■ **Aim of the task**
In the article on visa denials, replace "honeymoon" with "vacation" and give the passage that opens with the words containing "TUCSON, Ariz. (AP)" and closes with "their February wedding.".

# Page start

09:18 AM MST on Monday, March 24, 2008

By BRADY McCOMBS / Arizona Daily Star

TUCSON, Ariz. (AP) -- The tears well up in Velia Johana Castro's eyes as she repeats what the consular officer told her just minutes earlier.

"He said, 'You didn't qualify yesterday, you don't qualify today, and you won't qualify tomorrow,'" Castro, 19, says in Spanish, as her fiance, Jose Eduardo Alvarez, 21, kisses her forehead and pulls her into his arms.

The young couple from Guasave, Sinaloa, say they wanted to visit Velia's aunt and uncle in Ontario, Calif., for a honeymoon following their February wedding.

But in the eyes of the consular officer in Hermosillo, Sonora, in Mexico, they didn't present a compelling enough case - through bank accounts, property ownership, social and family ties - to convince him they would return to Mexico afterward. Officers are trained to assume every applicant intends to overstay a tourist visa to live and work in the United States.

There's a reason the U.S. government has such rigid rules. As many as 45 percent of the estimated 12 million illegal immigrants in the United States overstayed nonimmigrant visas, a May 2006 study from the Pew Hispanic Study found. The study estimated that 250,000 to 500,000 of that group had border-crossing cards, or laser visas, available only to Mexicans.

The State Department has issued fewer laser visas each year since 2001, when it granted 1.99 million. By 2007, that total had decreased to 470,329. The consulate in Hermosillo issued the fourth-most in Mexico: 67,807 in 2006, the most recent year that number is available.

The approval percentage dipped to 66 percent in 2007 from 77 percent in 2002. More than 239,000 of the 709,000 applicants were denied in 2007.

Consular officers don't always explain their decisions in detail. That frustrates many applicants, but immigration-control advocates say the process should be even stricter.

# Page end
# Data listing start

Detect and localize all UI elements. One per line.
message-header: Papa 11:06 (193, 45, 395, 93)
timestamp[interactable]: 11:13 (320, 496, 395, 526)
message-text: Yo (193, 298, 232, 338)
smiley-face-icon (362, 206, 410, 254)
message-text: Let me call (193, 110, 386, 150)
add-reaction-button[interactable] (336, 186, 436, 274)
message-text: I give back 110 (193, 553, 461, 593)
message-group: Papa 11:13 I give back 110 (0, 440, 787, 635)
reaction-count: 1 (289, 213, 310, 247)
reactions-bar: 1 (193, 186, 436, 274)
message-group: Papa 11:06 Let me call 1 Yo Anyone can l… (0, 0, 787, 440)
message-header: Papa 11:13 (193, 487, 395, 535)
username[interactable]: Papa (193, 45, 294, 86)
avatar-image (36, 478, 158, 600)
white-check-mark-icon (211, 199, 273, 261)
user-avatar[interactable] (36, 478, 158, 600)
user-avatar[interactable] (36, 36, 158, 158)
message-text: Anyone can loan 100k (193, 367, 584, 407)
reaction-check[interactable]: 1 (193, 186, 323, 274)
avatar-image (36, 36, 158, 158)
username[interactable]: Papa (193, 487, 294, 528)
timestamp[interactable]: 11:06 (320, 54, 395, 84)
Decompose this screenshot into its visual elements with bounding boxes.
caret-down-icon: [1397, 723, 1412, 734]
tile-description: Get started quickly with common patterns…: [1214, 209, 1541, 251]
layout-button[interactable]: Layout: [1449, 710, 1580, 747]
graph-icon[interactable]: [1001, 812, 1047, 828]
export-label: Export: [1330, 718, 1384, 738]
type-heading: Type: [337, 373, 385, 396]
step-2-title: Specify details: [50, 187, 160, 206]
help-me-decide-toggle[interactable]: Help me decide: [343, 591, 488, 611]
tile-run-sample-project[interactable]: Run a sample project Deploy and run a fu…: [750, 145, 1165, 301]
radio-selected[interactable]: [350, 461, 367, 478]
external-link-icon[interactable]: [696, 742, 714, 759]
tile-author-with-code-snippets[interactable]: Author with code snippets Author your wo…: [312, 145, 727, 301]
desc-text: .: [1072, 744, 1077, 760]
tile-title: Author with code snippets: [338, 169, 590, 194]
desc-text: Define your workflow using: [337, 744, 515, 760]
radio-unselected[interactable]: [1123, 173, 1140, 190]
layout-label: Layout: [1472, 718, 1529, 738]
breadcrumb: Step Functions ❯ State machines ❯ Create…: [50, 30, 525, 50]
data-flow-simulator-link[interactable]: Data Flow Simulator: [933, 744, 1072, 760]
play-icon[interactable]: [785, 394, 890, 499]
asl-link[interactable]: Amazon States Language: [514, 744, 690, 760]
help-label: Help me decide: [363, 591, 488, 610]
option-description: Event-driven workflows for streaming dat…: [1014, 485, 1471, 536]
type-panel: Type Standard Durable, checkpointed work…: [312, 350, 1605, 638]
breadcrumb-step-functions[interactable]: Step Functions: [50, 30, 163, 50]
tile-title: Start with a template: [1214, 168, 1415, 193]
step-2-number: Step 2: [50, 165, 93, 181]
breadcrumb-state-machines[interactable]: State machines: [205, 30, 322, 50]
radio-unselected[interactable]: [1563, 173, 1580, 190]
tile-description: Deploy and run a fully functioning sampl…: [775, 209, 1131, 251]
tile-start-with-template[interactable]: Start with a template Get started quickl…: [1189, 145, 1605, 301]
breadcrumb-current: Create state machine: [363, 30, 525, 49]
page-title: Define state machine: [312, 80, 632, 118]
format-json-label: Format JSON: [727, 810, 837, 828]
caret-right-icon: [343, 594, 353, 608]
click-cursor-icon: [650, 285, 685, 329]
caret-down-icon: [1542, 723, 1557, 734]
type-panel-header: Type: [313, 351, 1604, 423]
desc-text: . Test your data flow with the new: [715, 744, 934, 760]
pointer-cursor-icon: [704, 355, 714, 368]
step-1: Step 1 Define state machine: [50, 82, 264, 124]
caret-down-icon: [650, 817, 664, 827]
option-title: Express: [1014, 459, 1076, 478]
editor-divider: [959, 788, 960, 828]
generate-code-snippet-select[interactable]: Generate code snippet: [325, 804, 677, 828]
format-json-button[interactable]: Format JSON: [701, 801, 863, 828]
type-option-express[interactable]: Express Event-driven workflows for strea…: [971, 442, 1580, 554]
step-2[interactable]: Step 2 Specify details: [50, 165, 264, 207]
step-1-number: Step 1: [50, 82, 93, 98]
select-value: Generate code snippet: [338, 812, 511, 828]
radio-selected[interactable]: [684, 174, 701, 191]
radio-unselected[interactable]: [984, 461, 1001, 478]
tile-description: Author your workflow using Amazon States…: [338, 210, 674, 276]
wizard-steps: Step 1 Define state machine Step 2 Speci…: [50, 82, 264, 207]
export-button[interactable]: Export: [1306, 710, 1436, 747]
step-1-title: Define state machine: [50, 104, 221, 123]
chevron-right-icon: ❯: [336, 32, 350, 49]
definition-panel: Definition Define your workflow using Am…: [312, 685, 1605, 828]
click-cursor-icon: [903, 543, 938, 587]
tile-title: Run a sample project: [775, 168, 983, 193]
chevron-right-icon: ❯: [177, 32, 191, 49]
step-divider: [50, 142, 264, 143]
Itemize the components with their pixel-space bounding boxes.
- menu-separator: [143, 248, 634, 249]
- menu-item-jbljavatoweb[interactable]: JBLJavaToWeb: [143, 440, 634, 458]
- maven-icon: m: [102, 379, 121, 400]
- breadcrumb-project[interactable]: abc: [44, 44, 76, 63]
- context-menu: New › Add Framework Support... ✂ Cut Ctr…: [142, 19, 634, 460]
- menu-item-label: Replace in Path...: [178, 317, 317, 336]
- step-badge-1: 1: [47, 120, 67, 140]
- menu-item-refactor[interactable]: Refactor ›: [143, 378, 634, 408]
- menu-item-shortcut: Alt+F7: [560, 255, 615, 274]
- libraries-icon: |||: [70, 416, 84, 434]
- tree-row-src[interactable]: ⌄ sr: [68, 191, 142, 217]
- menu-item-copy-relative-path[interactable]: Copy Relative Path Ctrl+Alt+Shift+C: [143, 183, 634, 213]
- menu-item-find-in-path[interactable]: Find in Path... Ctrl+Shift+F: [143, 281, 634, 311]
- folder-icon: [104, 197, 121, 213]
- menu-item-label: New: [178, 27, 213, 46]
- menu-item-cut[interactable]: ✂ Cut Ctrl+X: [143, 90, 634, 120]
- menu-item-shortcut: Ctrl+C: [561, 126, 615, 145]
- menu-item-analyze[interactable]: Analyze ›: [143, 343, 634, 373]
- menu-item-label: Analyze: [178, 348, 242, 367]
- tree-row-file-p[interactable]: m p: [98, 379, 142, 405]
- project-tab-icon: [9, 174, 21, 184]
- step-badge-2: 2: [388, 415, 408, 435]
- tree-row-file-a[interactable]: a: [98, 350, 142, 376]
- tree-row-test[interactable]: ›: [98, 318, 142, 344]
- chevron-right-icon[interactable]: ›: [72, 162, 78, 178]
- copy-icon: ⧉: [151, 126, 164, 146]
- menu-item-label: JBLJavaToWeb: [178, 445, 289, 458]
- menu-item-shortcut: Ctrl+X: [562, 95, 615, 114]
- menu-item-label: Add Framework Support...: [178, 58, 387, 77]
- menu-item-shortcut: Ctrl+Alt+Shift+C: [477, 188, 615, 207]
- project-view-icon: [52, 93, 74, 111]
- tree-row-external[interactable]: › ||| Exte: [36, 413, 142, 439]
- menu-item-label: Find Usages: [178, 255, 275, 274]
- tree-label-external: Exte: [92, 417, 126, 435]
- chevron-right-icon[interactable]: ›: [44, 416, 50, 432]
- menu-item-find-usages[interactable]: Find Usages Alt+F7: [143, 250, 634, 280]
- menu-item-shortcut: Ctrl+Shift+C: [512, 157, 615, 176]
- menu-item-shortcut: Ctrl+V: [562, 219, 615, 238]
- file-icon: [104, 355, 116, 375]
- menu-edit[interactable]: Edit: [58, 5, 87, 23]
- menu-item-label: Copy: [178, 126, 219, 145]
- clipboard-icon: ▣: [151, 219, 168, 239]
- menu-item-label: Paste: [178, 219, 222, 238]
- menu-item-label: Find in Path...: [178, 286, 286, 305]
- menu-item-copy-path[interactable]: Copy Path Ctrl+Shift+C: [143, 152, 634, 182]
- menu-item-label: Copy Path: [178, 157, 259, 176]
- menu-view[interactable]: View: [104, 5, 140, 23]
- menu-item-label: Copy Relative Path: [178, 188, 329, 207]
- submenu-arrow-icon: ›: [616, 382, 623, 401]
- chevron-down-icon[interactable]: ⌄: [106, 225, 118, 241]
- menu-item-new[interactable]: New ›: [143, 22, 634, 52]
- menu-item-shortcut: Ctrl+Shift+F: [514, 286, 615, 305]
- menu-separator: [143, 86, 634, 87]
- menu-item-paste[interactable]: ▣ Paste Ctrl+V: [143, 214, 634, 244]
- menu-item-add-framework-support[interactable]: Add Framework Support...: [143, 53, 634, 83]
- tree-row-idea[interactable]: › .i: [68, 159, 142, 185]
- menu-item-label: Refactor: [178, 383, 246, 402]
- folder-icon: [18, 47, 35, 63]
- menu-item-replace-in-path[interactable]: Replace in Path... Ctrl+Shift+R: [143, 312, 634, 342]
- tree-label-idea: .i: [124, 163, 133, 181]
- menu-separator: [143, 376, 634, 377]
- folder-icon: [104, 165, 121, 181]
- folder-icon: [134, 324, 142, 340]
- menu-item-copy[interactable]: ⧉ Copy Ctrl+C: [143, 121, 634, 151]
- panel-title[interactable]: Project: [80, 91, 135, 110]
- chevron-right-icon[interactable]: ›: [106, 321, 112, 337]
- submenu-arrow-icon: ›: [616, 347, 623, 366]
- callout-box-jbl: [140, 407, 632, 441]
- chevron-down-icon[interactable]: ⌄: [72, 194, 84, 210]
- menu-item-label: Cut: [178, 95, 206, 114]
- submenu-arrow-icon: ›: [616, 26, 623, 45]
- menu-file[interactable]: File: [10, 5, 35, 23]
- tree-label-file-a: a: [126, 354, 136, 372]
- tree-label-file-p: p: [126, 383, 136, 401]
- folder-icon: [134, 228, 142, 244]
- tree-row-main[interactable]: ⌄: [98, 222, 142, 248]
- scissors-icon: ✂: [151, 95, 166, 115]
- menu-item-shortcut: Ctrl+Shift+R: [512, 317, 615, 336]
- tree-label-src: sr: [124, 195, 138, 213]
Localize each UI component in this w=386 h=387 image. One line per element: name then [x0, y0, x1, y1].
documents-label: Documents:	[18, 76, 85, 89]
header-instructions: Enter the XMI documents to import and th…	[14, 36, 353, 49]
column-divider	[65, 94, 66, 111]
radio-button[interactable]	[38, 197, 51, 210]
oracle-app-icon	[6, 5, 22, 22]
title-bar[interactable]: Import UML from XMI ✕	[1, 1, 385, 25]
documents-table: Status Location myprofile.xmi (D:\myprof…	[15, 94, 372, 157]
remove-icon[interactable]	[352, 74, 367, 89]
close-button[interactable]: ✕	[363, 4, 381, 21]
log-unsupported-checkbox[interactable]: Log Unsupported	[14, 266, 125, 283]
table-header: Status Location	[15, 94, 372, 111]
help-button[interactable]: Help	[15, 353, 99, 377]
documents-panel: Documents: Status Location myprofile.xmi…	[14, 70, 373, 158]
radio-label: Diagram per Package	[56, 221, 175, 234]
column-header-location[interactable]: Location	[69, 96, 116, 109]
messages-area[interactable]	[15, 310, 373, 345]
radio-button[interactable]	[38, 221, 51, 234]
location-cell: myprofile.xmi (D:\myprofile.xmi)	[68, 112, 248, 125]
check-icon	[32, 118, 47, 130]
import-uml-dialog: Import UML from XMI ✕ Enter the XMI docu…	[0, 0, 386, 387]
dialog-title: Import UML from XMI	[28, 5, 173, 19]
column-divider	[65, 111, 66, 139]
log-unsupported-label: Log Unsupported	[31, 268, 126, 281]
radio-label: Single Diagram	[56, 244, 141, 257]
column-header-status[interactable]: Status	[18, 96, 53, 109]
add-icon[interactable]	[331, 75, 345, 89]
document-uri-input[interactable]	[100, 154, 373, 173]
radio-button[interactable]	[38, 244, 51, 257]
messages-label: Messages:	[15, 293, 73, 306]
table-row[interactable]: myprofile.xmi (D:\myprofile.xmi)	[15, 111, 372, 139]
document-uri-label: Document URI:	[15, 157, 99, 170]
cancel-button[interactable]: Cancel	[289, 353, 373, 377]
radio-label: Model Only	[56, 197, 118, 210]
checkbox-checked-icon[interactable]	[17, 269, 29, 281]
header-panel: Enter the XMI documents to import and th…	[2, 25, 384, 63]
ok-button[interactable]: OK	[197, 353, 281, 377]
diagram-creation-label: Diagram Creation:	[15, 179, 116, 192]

# Data listing end

■ **Reply to the task**
TUCSON, Ariz. (AP) -- The tears well up in Velia Johana Castro's eyes as she repeats what the consular officer told her just minutes earlier.

"He said, 'You didn't qualify yesterday, you don't qualify today, and you won't qualify tomorrow,'" Castro, 19, says in Spanish, as her fiance, Jose Eduardo Alvarez, 21, kisses her forehead and pulls her into his arms.

The young couple from Guasave, Sinaloa, say they wanted to visit Velia's aunt and uncle in Ontario, Calif., for a vacation following their February wedding.